Records from a collection:
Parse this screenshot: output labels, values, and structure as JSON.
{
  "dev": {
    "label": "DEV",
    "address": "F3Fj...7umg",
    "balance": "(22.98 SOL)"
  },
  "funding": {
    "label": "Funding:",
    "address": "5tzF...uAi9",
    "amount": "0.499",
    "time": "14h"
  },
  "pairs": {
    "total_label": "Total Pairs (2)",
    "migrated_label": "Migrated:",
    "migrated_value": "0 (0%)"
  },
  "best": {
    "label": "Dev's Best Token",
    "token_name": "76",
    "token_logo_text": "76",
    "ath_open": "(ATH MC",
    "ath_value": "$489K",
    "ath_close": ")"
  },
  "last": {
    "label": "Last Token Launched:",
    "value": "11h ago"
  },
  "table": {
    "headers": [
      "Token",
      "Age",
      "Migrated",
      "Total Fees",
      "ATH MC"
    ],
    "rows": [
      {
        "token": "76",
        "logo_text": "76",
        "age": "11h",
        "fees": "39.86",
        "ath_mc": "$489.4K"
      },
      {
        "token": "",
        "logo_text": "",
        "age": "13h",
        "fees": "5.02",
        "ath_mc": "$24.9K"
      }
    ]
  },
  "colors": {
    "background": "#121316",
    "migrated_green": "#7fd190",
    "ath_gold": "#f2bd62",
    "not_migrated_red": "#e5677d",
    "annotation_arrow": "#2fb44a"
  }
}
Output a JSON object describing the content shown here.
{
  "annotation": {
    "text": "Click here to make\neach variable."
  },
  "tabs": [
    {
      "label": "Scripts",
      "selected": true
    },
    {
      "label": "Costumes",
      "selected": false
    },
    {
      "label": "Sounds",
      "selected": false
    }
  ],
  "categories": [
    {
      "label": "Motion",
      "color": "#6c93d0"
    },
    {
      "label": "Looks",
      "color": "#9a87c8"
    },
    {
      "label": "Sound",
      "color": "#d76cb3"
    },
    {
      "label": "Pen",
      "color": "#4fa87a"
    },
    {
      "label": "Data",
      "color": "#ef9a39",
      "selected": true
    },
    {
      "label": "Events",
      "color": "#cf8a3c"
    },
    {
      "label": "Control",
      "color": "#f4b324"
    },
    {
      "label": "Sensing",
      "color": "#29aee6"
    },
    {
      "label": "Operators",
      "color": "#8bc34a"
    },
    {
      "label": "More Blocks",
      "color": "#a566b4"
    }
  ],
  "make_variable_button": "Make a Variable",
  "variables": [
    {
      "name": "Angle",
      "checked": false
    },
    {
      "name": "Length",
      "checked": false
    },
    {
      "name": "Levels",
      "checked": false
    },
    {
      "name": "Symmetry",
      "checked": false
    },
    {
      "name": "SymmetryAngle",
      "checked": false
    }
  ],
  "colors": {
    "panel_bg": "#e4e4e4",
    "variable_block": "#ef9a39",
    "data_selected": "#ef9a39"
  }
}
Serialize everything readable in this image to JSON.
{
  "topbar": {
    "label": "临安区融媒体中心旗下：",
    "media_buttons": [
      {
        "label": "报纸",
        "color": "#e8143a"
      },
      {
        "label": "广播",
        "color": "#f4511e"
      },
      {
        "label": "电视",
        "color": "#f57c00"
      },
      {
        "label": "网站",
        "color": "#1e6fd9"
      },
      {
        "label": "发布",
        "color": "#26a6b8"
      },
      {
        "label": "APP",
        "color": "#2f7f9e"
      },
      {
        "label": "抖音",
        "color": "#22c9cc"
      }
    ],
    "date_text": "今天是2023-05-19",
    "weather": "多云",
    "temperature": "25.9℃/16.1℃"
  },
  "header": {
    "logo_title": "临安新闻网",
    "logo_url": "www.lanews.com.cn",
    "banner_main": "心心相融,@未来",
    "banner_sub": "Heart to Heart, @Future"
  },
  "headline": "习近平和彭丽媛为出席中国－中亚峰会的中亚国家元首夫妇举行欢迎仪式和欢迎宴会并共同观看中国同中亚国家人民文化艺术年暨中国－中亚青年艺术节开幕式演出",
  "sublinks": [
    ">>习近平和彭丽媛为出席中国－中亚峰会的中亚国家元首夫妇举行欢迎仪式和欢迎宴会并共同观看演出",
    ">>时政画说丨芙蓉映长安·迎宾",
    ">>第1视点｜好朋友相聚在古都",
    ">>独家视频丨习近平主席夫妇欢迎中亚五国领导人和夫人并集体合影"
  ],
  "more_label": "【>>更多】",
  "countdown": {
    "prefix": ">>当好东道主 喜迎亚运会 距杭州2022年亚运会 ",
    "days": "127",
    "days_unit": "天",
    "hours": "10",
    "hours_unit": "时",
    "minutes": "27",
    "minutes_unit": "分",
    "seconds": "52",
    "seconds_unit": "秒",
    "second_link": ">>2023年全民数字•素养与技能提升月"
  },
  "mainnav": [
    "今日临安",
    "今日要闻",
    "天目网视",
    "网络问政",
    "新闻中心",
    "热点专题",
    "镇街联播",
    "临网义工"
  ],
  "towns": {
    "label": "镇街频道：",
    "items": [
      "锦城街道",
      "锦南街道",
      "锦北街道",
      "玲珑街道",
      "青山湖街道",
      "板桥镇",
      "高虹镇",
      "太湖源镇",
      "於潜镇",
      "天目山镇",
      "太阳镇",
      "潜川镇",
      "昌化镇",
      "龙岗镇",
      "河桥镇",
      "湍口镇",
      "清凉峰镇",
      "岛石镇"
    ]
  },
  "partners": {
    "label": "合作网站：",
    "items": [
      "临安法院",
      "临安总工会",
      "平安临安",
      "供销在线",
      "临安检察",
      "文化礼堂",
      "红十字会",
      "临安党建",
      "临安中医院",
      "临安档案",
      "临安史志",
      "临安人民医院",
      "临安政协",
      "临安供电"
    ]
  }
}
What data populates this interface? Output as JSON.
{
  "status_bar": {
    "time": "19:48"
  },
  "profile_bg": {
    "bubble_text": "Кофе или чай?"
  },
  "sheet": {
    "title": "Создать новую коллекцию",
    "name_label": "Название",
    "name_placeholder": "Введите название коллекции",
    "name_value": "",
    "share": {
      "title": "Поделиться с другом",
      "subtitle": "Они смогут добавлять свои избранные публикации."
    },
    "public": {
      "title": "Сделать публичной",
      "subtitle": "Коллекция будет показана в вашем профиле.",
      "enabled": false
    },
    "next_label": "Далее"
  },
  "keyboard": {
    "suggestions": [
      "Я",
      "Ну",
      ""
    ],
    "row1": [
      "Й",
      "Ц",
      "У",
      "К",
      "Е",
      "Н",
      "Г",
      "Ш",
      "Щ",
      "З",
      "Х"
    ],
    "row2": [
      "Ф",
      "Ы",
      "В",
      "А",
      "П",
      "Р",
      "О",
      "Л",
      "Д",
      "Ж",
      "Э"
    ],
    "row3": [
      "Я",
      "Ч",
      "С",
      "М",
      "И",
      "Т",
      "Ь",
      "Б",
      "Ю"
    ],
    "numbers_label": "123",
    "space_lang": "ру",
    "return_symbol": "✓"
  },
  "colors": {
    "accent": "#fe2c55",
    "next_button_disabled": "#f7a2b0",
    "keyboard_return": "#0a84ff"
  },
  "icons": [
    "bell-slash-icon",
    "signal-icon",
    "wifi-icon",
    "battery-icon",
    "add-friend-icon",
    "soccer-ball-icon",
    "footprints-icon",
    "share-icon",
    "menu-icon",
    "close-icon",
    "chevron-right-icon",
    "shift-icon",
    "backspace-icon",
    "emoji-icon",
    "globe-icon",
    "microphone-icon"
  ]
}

◆ Set exercise: Give back all the data exactly as written.

◆ Response to the exercise:
Parse this screenshot: output labels, values, and structure as JSON.
{
  "dev": {
    "label": "DEV",
    "address": "F3Fj...7umg",
    "balance": "(22.98 SOL)"
  },
  "funding": {
    "label": "Funding:",
    "address": "5tzF...uAi9",
    "amount": "0.499",
    "time": "14h"
  },
  "pairs": {
    "total_label": "Total Pairs (2)",
    "migrated_label": "Migrated:",
    "migrated_value": "0 (0%)"
  },
  "best": {
    "label": "Dev's Best Token",
    "token_name": "76",
    "token_logo_text": "76",
    "ath_open": "(ATH MC",
    "ath_value": "$489K",
    "ath_close": ")"
  },
  "last": {
    "label": "Last Token Launched:",
    "value": "11h ago"
  },
  "table": {
    "headers": [
      "Token",
      "Age",
      "Migrated",
      "Total Fees",
      "ATH MC"
    ],
    "rows": [
      {
        "token": "76",
        "logo_text": "76",
        "age": "11h",
        "fees": "39.86",
        "ath_mc": "$489.4K"
      },
      {
        "token": "",
        "logo_text": "",
        "age": "13h",
        "fees": "5.02",
        "ath_mc": "$24.9K"
      }
    ]
  },
  "colors": {
    "background": "#121316",
    "migrated_green": "#7fd190",
    "ath_gold": "#f2bd62",
    "not_migrated_red": "#e5677d",
    "annotation_arrow": "#2fb44a"
  }
}
Output a JSON object describing the content shown here.
{
  "annotation": {
    "text": "Click here to make\neach variable."
  },
  "tabs": [
    {
      "label": "Scripts",
      "selected": true
    },
    {
      "label": "Costumes",
      "selected": false
    },
    {
      "label": "Sounds",
      "selected": false
    }
  ],
  "categories": [
    {
      "label": "Motion",
      "color": "#6c93d0"
    },
    {
      "label": "Looks",
      "color": "#9a87c8"
    },
    {
      "label": "Sound",
      "color": "#d76cb3"
    },
    {
      "label": "Pen",
      "color": "#4fa87a"
    },
    {
      "label": "Data",
      "color": "#ef9a39",
      "selected": true
    },
    {
      "label": "Events",
      "color": "#cf8a3c"
    },
    {
      "label": "Control",
      "color": "#f4b324"
    },
    {
      "label": "Sensing",
      "color": "#29aee6"
    },
    {
      "label": "Operators",
      "color": "#8bc34a"
    },
    {
      "label": "More Blocks",
      "color": "#a566b4"
    }
  ],
  "make_variable_button": "Make a Variable",
  "variables": [
    {
      "name": "Angle",
      "checked": false
    },
    {
      "name": "Length",
      "checked": false
    },
    {
      "name": "Levels",
      "checked": false
    },
    {
      "name": "Symmetry",
      "checked": false
    },
    {
      "name": "SymmetryAngle",
      "checked": false
    }
  ],
  "colors": {
    "panel_bg": "#e4e4e4",
    "variable_block": "#ef9a39",
    "data_selected": "#ef9a39"
  }
}
Serialize everything readable in this image to JSON.
{
  "topbar": {
    "label": "临安区融媒体中心旗下：",
    "media_buttons": [
      {
        "label": "报纸",
        "color": "#e8143a"
      },
      {
        "label": "广播",
        "color": "#f4511e"
      },
      {
        "label": "电视",
        "color": "#f57c00"
      },
      {
        "label": "网站",
        "color": "#1e6fd9"
      },
      {
        "label": "发布",
        "color": "#26a6b8"
      },
      {
        "label": "APP",
        "color": "#2f7f9e"
      },
      {
        "label": "抖音",
        "color": "#22c9cc"
      }
    ],
    "date_text": "今天是2023-05-19",
    "weather": "多云",
    "temperature": "25.9℃/16.1℃"
  },
  "header": {
    "logo_title": "临安新闻网",
    "logo_url": "www.lanews.com.cn",
    "banner_main": "心心相融,@未来",
    "banner_sub": "Heart to Heart, @Future"
  },
  "headline": "习近平和彭丽媛为出席中国－中亚峰会的中亚国家元首夫妇举行欢迎仪式和欢迎宴会并共同观看中国同中亚国家人民文化艺术年暨中国－中亚青年艺术节开幕式演出",
  "sublinks": [
    ">>习近平和彭丽媛为出席中国－中亚峰会的中亚国家元首夫妇举行欢迎仪式和欢迎宴会并共同观看演出",
    ">>时政画说丨芙蓉映长安·迎宾",
    ">>第1视点｜好朋友相聚在古都",
    ">>独家视频丨习近平主席夫妇欢迎中亚五国领导人和夫人并集体合影"
  ],
  "more_label": "【>>更多】",
  "countdown": {
    "prefix": ">>当好东道主 喜迎亚运会 距杭州2022年亚运会 ",
    "days": "127",
    "days_unit": "天",
    "hours": "10",
    "hours_unit": "时",
    "minutes": "27",
    "minutes_unit": "分",
    "seconds": "52",
    "seconds_unit": "秒",
    "second_link": ">>2023年全民数字•素养与技能提升月"
  },
  "mainnav": [
    "今日临安",
    "今日要闻",
    "天目网视",
    "网络问政",
    "新闻中心",
    "热点专题",
    "镇街联播",
    "临网义工"
  ],
  "towns": {
    "label": "镇街频道：",
    "items": [
      "锦城街道",
      "锦南街道",
      "锦北街道",
      "玲珑街道",
      "青山湖街道",
      "板桥镇",
      "高虹镇",
      "太湖源镇",
      "於潜镇",
      "天目山镇",
      "太阳镇",
      "潜川镇",
      "昌化镇",
      "龙岗镇",
      "河桥镇",
      "湍口镇",
      "清凉峰镇",
      "岛石镇"
    ]
  },
  "partners": {
    "label": "合作网站：",
    "items": [
      "临安法院",
      "临安总工会",
      "平安临安",
      "供销在线",
      "临安检察",
      "文化礼堂",
      "红十字会",
      "临安党建",
      "临安中医院",
      "临安档案",
      "临安史志",
      "临安人民医院",
      "临安政协",
      "临安供电"
    ]
  }
}
What data populates this interface? Output as JSON.
{
  "status_bar": {
    "time": "19:48"
  },
  "profile_bg": {
    "bubble_text": "Кофе или чай?"
  },
  "sheet": {
    "title": "Создать новую коллекцию",
    "name_label": "Название",
    "name_placeholder": "Введите название коллекции",
    "name_value": "",
    "share": {
      "title": "Поделиться с другом",
      "subtitle": "Они смогут добавлять свои избранные публикации."
    },
    "public": {
      "title": "Сделать публичной",
      "subtitle": "Коллекция будет показана в вашем профиле.",
      "enabled": false
    },
    "next_label": "Далее"
  },
  "keyboard": {
    "suggestions": [
      "Я",
      "Ну",
      ""
    ],
    "row1": [
      "Й",
      "Ц",
      "У",
      "К",
      "Е",
      "Н",
      "Г",
      "Ш",
      "Щ",
      "З",
      "Х"
    ],
    "row2": [
      "Ф",
      "Ы",
      "В",
      "А",
      "П",
      "Р",
      "О",
      "Л",
      "Д",
      "Ж",
      "Э"
    ],
    "row3": [
      "Я",
      "Ч",
      "С",
      "М",
      "И",
      "Т",
      "Ь",
      "Б",
      "Ю"
    ],
    "numbers_label": "123",
    "space_lang": "ру",
    "return_symbol": "✓"
  },
  "colors": {
    "accent": "#fe2c55",
    "next_button_disabled": "#f7a2b0",
    "keyboard_return": "#0a84ff"
  },
  "icons": [
    "bell-slash-icon",
    "signal-icon",
    "wifi-icon",
    "battery-icon",
    "add-friend-icon",
    "soccer-ball-icon",
    "footprints-icon",
    "share-icon",
    "menu-icon",
    "close-icon",
    "chevron-right-icon",
    "shift-icon",
    "backspace-icon",
    "emoji-icon",
    "globe-icon",
    "microphone-icon"
  ]
}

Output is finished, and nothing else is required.